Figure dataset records
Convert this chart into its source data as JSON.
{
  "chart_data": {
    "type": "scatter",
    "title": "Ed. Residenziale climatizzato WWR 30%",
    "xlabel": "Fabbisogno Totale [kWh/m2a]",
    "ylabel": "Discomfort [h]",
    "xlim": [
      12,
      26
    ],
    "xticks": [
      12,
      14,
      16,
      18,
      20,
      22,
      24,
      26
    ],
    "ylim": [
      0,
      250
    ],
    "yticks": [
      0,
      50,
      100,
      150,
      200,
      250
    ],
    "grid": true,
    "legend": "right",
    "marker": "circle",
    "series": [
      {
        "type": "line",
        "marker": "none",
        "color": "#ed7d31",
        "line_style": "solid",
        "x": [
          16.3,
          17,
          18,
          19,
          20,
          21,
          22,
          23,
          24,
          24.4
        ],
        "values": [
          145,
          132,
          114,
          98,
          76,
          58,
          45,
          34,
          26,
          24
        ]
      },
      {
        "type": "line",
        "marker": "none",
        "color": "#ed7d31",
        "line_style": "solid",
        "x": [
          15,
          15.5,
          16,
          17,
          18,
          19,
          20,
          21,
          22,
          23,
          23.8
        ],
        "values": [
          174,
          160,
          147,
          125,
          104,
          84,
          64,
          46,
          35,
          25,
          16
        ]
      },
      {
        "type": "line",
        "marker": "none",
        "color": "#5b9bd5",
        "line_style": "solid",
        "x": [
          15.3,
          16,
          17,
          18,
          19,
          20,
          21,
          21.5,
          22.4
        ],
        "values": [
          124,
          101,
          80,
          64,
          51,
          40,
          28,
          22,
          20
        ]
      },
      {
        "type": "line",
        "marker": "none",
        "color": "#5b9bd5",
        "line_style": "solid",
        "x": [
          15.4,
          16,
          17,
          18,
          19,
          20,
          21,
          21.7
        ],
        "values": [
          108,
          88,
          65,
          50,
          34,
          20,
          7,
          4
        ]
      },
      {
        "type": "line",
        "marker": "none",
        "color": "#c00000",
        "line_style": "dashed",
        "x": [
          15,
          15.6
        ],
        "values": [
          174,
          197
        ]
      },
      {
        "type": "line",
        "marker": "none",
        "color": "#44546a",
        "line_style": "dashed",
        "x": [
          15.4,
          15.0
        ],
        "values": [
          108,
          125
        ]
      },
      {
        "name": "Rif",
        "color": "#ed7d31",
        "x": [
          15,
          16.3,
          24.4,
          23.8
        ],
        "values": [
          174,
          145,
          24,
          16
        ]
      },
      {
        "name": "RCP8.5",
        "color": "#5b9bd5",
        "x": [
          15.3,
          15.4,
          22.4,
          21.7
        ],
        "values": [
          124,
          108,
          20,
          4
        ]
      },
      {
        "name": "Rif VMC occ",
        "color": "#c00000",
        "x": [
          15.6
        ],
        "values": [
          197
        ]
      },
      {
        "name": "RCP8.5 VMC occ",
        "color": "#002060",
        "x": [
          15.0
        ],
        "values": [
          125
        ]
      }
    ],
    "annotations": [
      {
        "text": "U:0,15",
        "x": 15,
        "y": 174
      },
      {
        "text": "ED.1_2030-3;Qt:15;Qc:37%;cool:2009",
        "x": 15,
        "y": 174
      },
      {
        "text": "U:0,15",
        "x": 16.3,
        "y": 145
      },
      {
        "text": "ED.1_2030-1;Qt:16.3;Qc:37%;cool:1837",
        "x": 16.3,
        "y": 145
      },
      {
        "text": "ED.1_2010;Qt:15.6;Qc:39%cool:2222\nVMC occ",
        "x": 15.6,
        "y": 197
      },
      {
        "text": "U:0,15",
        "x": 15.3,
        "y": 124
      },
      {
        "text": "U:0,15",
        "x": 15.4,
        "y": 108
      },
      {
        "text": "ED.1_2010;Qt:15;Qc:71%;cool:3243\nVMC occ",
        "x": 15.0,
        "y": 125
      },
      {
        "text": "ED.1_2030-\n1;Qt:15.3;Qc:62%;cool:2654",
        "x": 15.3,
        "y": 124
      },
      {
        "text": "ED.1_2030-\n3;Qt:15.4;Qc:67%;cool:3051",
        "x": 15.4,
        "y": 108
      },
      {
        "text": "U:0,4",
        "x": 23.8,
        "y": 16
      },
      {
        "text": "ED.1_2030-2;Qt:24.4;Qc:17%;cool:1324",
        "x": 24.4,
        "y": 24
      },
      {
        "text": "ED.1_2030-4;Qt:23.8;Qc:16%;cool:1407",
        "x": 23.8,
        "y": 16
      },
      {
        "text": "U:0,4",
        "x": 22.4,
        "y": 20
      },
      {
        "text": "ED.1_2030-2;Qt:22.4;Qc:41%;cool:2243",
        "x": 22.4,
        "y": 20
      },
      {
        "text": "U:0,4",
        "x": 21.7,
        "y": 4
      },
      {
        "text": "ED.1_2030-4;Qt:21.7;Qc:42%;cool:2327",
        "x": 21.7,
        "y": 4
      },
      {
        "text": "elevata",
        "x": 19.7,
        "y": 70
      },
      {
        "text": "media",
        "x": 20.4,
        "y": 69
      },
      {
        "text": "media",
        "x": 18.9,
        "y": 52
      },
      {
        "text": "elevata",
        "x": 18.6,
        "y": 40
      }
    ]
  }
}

_What you have to do:_ Set down the material above again, word for word.

_Output of the exercise:_
Convert this chart into its source data as JSON.
{
  "chart_data": {
    "type": "scatter",
    "title": "Ed. Residenziale climatizzato WWR 30%",
    "xlabel": "Fabbisogno Totale [kWh/m2a]",
    "ylabel": "Discomfort [h]",
    "xlim": [
      12,
      26
    ],
    "xticks": [
      12,
      14,
      16,
      18,
      20,
      22,
      24,
      26
    ],
    "ylim": [
      0,
      250
    ],
    "yticks": [
      0,
      50,
      100,
      150,
      200,
      250
    ],
    "grid": true,
    "legend": "right",
    "marker": "circle",
    "series": [
      {
        "type": "line",
        "marker": "none",
        "color": "#ed7d31",
        "line_style": "solid",
        "x": [
          16.3,
          17,
          18,
          19,
          20,
          21,
          22,
          23,
          24,
          24.4
        ],
        "values": [
          145,
          132,
          114,
          98,
          76,
          58,
          45,
          34,
          26,
          24
        ]
      },
      {
        "type": "line",
        "marker": "none",
        "color": "#ed7d31",
        "line_style": "solid",
        "x": [
          15,
          15.5,
          16,
          17,
          18,
          19,
          20,
          21,
          22,
          23,
          23.8
        ],
        "values": [
          174,
          160,
          147,
          125,
          104,
          84,
          64,
          46,
          35,
          25,
          16
        ]
      },
      {
        "type": "line",
        "marker": "none",
        "color": "#5b9bd5",
        "line_style": "solid",
        "x": [
          15.3,
          16,
          17,
          18,
          19,
          20,
          21,
          21.5,
          22.4
        ],
        "values": [
          124,
          101,
          80,
          64,
          51,
          40,
          28,
          22,
          20
        ]
      },
      {
        "type": "line",
        "marker": "none",
        "color": "#5b9bd5",
        "line_style": "solid",
        "x": [
          15.4,
          16,
          17,
          18,
          19,
          20,
          21,
          21.7
        ],
        "values": [
          108,
          88,
          65,
          50,
          34,
          20,
          7,
          4
        ]
      },
      {
        "type": "line",
        "marker": "none",
        "color": "#c00000",
        "line_style": "dashed",
        "x": [
          15,
          15.6
        ],
        "values": [
          174,
          197
        ]
      },
      {
        "type": "line",
        "marker": "none",
        "color": "#44546a",
        "line_style": "dashed",
        "x": [
          15.4,
          15.0
        ],
        "values": [
          108,
          125
        ]
      },
      {
        "name": "Rif",
        "color": "#ed7d31",
        "x": [
          15,
          16.3,
          24.4,
          23.8
        ],
        "values": [
          174,
          145,
          24,
          16
        ]
      },
      {
        "name": "RCP8.5",
        "color": "#5b9bd5",
        "x": [
          15.3,
          15.4,
          22.4,
          21.7
        ],
        "values": [
          124,
          108,
          20,
          4
        ]
      },
      {
        "name": "Rif VMC occ",
        "color": "#c00000",
        "x": [
          15.6
        ],
        "values": [
          197
        ]
      },
      {
        "name": "RCP8.5 VMC occ",
        "color": "#002060",
        "x": [
          15.0
        ],
        "values": [
          125
        ]
      }
    ],
    "annotations": [
      {
        "text": "U:0,15",
        "x": 15,
        "y": 174
      },
      {
        "text": "ED.1_2030-3;Qt:15;Qc:37%;cool:2009",
        "x": 15,
        "y": 174
      },
      {
        "text": "U:0,15",
        "x": 16.3,
        "y": 145
      },
      {
        "text": "ED.1_2030-1;Qt:16.3;Qc:37%;cool:1837",
        "x": 16.3,
        "y": 145
      },
      {
        "text": "ED.1_2010;Qt:15.6;Qc:39%cool:2222\nVMC occ",
        "x": 15.6,
        "y": 197
      },
      {
        "text": "U:0,15",
        "x": 15.3,
        "y": 124
      },
      {
        "text": "U:0,15",
        "x": 15.4,
        "y": 108
      },
      {
        "text": "ED.1_2010;Qt:15;Qc:71%;cool:3243\nVMC occ",
        "x": 15.0,
        "y": 125
      },
      {
        "text": "ED.1_2030-\n1;Qt:15.3;Qc:62%;cool:2654",
        "x": 15.3,
        "y": 124
      },
      {
        "text": "ED.1_2030-\n3;Qt:15.4;Qc:67%;cool:3051",
        "x": 15.4,
        "y": 108
      },
      {
        "text": "U:0,4",
        "x": 23.8,
        "y": 16
      },
      {
        "text": "ED.1_2030-2;Qt:24.4;Qc:17%;cool:1324",
        "x": 24.4,
        "y": 24
      },
      {
        "text": "ED.1_2030-4;Qt:23.8;Qc:16%;cool:1407",
        "x": 23.8,
        "y": 16
      },
      {
        "text": "U:0,4",
        "x": 22.4,
        "y": 20
      },
      {
        "text": "ED.1_2030-2;Qt:22.4;Qc:41%;cool:2243",
        "x": 22.4,
        "y": 20
      },
      {
        "text": "U:0,4",
        "x": 21.7,
        "y": 4
      },
      {
        "text": "ED.1_2030-4;Qt:21.7;Qc:42%;cool:2327",
        "x": 21.7,
        "y": 4
      },
      {
        "text": "elevata",
        "x": 19.7,
        "y": 70
      },
      {
        "text": "media",
        "x": 20.4,
        "y": 69
      },
      {
        "text": "media",
        "x": 18.9,
        "y": 52
      },
      {
        "text": "elevata",
        "x": 18.6,
        "y": 40
      }
    ]
  }
}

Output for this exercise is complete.